Your objective:
Filter these entries so that only lines with the word "listing" remain.

— begin —

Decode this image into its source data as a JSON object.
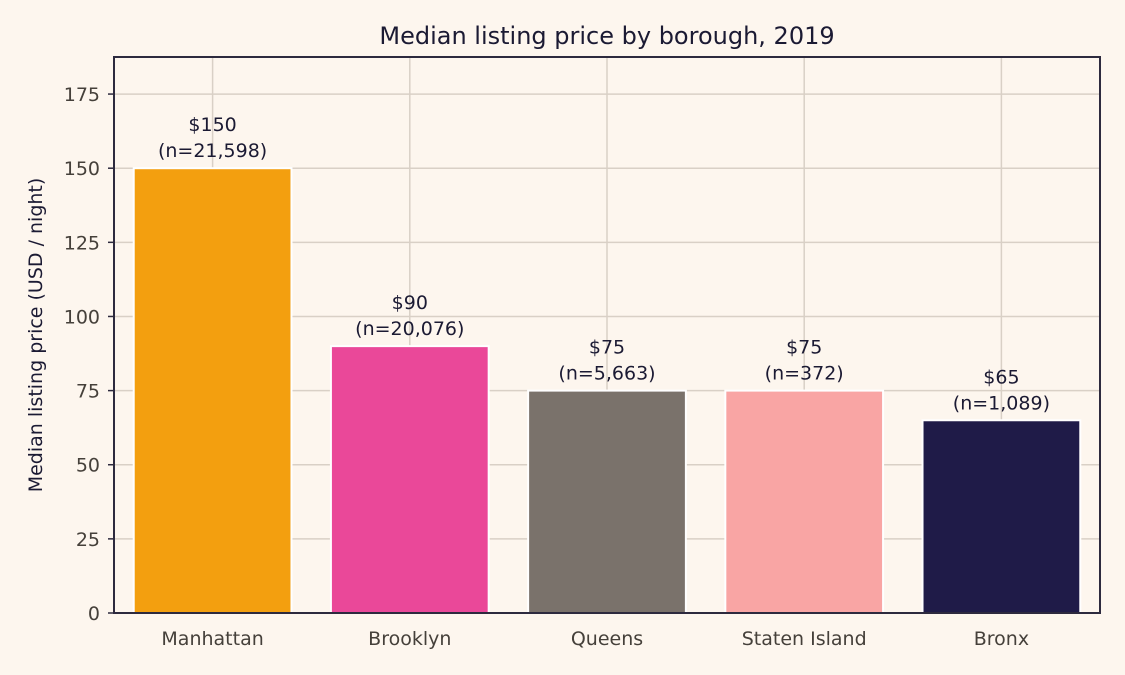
{
  "chart_data": {
    "type": "bar",
    "title": "Median listing price by borough, 2019",
    "xlabel": "",
    "ylabel": "Median listing price (USD / night)",
    "categories": [
      "Manhattan",
      "Brooklyn",
      "Queens",
      "Staten Island",
      "Bronx"
    ],
    "values": [
      150,
      90,
      75,
      75,
      65
    ],
    "counts": [
      "21,598",
      "20,076",
      "5,663",
      "372",
      "1,089"
    ],
    "data_labels": [
      {
        "price": "$150",
        "count": "(n=21,598)"
      },
      {
        "price": "$90",
        "count": "(n=20,076)"
      },
      {
        "price": "$75",
        "count": "(n=5,663)"
      },
      {
        "price": "$75",
        "count": "(n=372)"
      },
      {
        "price": "$65",
        "count": "(n=1,089)"
      }
    ],
    "colors": [
      "#f39f0f",
      "#ea4899",
      "#7a726b",
      "#f9a5a4",
      "#1f1b48"
    ],
    "ylim": [
      0,
      187.5
    ],
    "yticks": [
      0,
      25,
      50,
      75,
      100,
      125,
      150,
      175
    ],
    "grid": true,
    "legend": "none"
  }
}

— end —

Complete response:
    "title": "Median listing price by borough, 2019",
    "ylabel": "Median listing price (USD / night)",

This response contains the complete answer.